Figure collection entries:
---

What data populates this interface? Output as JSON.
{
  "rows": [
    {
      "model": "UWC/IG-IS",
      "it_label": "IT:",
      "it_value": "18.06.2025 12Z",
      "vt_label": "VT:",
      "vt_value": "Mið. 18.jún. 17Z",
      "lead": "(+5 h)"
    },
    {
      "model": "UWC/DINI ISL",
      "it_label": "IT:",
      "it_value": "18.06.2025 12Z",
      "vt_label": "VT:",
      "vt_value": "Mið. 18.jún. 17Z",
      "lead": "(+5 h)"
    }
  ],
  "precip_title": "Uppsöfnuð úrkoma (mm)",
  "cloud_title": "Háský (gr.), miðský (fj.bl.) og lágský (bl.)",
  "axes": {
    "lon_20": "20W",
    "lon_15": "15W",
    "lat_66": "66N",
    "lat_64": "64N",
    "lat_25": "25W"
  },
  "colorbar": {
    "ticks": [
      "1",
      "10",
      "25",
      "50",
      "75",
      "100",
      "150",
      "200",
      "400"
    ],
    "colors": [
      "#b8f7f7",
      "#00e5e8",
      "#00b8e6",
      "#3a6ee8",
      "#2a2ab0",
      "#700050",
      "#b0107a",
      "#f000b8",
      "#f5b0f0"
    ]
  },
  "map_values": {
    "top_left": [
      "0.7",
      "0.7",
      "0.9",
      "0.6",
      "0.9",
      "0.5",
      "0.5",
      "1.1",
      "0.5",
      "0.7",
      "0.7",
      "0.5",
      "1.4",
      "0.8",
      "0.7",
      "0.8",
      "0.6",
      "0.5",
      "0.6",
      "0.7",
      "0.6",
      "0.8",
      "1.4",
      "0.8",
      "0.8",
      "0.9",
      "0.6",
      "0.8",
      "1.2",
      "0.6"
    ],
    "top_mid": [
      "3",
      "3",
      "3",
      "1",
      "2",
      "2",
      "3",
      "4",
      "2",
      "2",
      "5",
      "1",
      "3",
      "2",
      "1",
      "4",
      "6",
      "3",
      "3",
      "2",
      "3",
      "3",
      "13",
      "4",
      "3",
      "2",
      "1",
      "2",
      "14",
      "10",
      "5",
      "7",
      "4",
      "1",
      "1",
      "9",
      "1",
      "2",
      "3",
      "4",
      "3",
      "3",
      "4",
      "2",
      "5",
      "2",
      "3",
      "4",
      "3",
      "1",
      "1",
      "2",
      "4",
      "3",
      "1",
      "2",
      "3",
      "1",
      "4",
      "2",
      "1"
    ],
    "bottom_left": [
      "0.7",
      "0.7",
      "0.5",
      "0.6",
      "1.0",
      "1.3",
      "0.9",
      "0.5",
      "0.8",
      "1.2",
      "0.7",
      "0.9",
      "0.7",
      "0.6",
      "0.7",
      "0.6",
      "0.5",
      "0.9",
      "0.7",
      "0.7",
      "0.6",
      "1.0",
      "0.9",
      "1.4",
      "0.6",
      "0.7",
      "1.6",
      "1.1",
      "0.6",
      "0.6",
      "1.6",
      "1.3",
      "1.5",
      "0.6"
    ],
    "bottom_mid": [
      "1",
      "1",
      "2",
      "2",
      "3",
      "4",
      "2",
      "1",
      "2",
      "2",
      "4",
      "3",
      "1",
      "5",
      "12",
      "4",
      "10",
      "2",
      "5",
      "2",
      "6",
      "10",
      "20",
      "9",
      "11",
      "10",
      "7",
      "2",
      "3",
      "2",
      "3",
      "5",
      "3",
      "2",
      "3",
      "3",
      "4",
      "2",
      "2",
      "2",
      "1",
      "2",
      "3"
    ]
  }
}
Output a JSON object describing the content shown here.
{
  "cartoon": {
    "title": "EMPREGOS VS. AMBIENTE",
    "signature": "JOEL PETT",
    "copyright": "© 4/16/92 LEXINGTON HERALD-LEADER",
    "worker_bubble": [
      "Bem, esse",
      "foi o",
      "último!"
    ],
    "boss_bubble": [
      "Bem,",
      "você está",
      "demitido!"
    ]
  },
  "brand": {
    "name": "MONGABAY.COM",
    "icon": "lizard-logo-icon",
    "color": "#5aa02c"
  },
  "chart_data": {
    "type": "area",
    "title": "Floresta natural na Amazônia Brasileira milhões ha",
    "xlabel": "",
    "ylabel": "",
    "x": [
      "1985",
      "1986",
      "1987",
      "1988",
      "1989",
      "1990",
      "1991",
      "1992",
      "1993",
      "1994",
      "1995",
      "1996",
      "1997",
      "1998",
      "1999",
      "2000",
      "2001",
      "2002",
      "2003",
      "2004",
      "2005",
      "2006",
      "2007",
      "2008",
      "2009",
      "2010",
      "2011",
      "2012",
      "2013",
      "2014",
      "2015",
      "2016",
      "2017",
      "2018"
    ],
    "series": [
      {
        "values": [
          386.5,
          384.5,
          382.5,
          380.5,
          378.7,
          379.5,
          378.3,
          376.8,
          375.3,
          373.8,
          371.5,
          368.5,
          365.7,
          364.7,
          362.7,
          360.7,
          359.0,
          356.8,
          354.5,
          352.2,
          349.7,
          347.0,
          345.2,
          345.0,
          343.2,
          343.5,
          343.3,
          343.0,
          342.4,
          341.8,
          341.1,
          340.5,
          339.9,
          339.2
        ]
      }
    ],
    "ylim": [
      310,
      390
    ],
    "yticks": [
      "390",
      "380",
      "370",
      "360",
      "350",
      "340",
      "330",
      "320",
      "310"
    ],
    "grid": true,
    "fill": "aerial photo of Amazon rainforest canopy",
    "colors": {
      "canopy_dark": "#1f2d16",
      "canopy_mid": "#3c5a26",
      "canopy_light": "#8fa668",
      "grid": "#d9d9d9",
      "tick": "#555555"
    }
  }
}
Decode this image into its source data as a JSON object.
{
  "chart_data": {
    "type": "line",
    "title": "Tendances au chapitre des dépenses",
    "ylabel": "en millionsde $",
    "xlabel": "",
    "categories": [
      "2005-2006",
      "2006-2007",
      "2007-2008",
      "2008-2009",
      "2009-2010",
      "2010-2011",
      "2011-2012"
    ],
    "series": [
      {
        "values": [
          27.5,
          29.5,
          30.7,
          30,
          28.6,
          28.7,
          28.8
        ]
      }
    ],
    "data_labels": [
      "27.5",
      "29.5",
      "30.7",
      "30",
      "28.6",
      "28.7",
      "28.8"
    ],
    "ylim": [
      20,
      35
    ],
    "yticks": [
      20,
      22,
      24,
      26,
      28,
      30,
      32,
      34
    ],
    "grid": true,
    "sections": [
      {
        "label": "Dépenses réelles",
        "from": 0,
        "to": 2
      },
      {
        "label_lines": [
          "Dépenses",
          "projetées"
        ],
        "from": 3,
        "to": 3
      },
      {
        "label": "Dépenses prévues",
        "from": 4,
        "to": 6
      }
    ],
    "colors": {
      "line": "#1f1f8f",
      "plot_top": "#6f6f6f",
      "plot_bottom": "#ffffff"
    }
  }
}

---

Give every line of the material again, exactly as it reads.

What data populates this interface? Output as JSON.
{
  "rows": [
    {
      "model": "UWC/IG-IS",
      "it_label": "IT:",
      "it_value": "18.06.2025 12Z",
      "vt_label": "VT:",
      "vt_value": "Mið. 18.jún. 17Z",
      "lead": "(+5 h)"
    },
    {
      "model": "UWC/DINI ISL",
      "it_label": "IT:",
      "it_value": "18.06.2025 12Z",
      "vt_label": "VT:",
      "vt_value": "Mið. 18.jún. 17Z",
      "lead": "(+5 h)"
    }
  ],
  "precip_title": "Uppsöfnuð úrkoma (mm)",
  "cloud_title": "Háský (gr.), miðský (fj.bl.) og lágský (bl.)",
  "axes": {
    "lon_20": "20W",
    "lon_15": "15W",
    "lat_66": "66N",
    "lat_64": "64N",
    "lat_25": "25W"
  },
  "colorbar": {
    "ticks": [
      "1",
      "10",
      "25",
      "50",
      "75",
      "100",
      "150",
      "200",
      "400"
    ],
    "colors": [
      "#b8f7f7",
      "#00e5e8",
      "#00b8e6",
      "#3a6ee8",
      "#2a2ab0",
      "#700050",
      "#b0107a",
      "#f000b8",
      "#f5b0f0"
    ]
  },
  "map_values": {
    "top_left": [
      "0.7",
      "0.7",
      "0.9",
      "0.6",
      "0.9",
      "0.5",
      "0.5",
      "1.1",
      "0.5",
      "0.7",
      "0.7",
      "0.5",
      "1.4",
      "0.8",
      "0.7",
      "0.8",
      "0.6",
      "0.5",
      "0.6",
      "0.7",
      "0.6",
      "0.8",
      "1.4",
      "0.8",
      "0.8",
      "0.9",
      "0.6",
      "0.8",
      "1.2",
      "0.6"
    ],
    "top_mid": [
      "3",
      "3",
      "3",
      "1",
      "2",
      "2",
      "3",
      "4",
      "2",
      "2",
      "5",
      "1",
      "3",
      "2",
      "1",
      "4",
      "6",
      "3",
      "3",
      "2",
      "3",
      "3",
      "13",
      "4",
      "3",
      "2",
      "1",
      "2",
      "14",
      "10",
      "5",
      "7",
      "4",
      "1",
      "1",
      "9",
      "1",
      "2",
      "3",
      "4",
      "3",
      "3",
      "4",
      "2",
      "5",
      "2",
      "3",
      "4",
      "3",
      "1",
      "1",
      "2",
      "4",
      "3",
      "1",
      "2",
      "3",
      "1",
      "4",
      "2",
      "1"
    ],
    "bottom_left": [
      "0.7",
      "0.7",
      "0.5",
      "0.6",
      "1.0",
      "1.3",
      "0.9",
      "0.5",
      "0.8",
      "1.2",
      "0.7",
      "0.9",
      "0.7",
      "0.6",
      "0.7",
      "0.6",
      "0.5",
      "0.9",
      "0.7",
      "0.7",
      "0.6",
      "1.0",
      "0.9",
      "1.4",
      "0.6",
      "0.7",
      "1.6",
      "1.1",
      "0.6",
      "0.6",
      "1.6",
      "1.3",
      "1.5",
      "0.6"
    ],
    "bottom_mid": [
      "1",
      "1",
      "2",
      "2",
      "3",
      "4",
      "2",
      "1",
      "2",
      "2",
      "4",
      "3",
      "1",
      "5",
      "12",
      "4",
      "10",
      "2",
      "5",
      "2",
      "6",
      "10",
      "20",
      "9",
      "11",
      "10",
      "7",
      "2",
      "3",
      "2",
      "3",
      "5",
      "3",
      "2",
      "3",
      "3",
      "4",
      "2",
      "2",
      "2",
      "1",
      "2",
      "3"
    ]
  }
}
Output a JSON object describing the content shown here.
{
  "cartoon": {
    "title": "EMPREGOS VS. AMBIENTE",
    "signature": "JOEL PETT",
    "copyright": "© 4/16/92 LEXINGTON HERALD-LEADER",
    "worker_bubble": [
      "Bem, esse",
      "foi o",
      "último!"
    ],
    "boss_bubble": [
      "Bem,",
      "você está",
      "demitido!"
    ]
  },
  "brand": {
    "name": "MONGABAY.COM",
    "icon": "lizard-logo-icon",
    "color": "#5aa02c"
  },
  "chart_data": {
    "type": "area",
    "title": "Floresta natural na Amazônia Brasileira milhões ha",
    "xlabel": "",
    "ylabel": "",
    "x": [
      "1985",
      "1986",
      "1987",
      "1988",
      "1989",
      "1990",
      "1991",
      "1992",
      "1993",
      "1994",
      "1995",
      "1996",
      "1997",
      "1998",
      "1999",
      "2000",
      "2001",
      "2002",
      "2003",
      "2004",
      "2005",
      "2006",
      "2007",
      "2008",
      "2009",
      "2010",
      "2011",
      "2012",
      "2013",
      "2014",
      "2015",
      "2016",
      "2017",
      "2018"
    ],
    "series": [
      {
        "values": [
          386.5,
          384.5,
          382.5,
          380.5,
          378.7,
          379.5,
          378.3,
          376.8,
          375.3,
          373.8,
          371.5,
          368.5,
          365.7,
          364.7,
          362.7,
          360.7,
          359.0,
          356.8,
          354.5,
          352.2,
          349.7,
          347.0,
          345.2,
          345.0,
          343.2,
          343.5,
          343.3,
          343.0,
          342.4,
          341.8,
          341.1,
          340.5,
          339.9,
          339.2
        ]
      }
    ],
    "ylim": [
      310,
      390
    ],
    "yticks": [
      "390",
      "380",
      "370",
      "360",
      "350",
      "340",
      "330",
      "320",
      "310"
    ],
    "grid": true,
    "fill": "aerial photo of Amazon rainforest canopy",
    "colors": {
      "canopy_dark": "#1f2d16",
      "canopy_mid": "#3c5a26",
      "canopy_light": "#8fa668",
      "grid": "#d9d9d9",
      "tick": "#555555"
    }
  }
}
Decode this image into its source data as a JSON object.
{
  "chart_data": {
    "type": "line",
    "title": "Tendances au chapitre des dépenses",
    "ylabel": "en millionsde $",
    "xlabel": "",
    "categories": [
      "2005-2006",
      "2006-2007",
      "2007-2008",
      "2008-2009",
      "2009-2010",
      "2010-2011",
      "2011-2012"
    ],
    "series": [
      {
        "values": [
          27.5,
          29.5,
          30.7,
          30,
          28.6,
          28.7,
          28.8
        ]
      }
    ],
    "data_labels": [
      "27.5",
      "29.5",
      "30.7",
      "30",
      "28.6",
      "28.7",
      "28.8"
    ],
    "ylim": [
      20,
      35
    ],
    "yticks": [
      20,
      22,
      24,
      26,
      28,
      30,
      32,
      34
    ],
    "grid": true,
    "sections": [
      {
        "label": "Dépenses réelles",
        "from": 0,
        "to": 2
      },
      {
        "label_lines": [
          "Dépenses",
          "projetées"
        ],
        "from": 3,
        "to": 3
      },
      {
        "label": "Dépenses prévues",
        "from": 4,
        "to": 6
      }
    ],
    "colors": {
      "line": "#1f1f8f",
      "plot_top": "#6f6f6f",
      "plot_bottom": "#ffffff"
    }
  }
}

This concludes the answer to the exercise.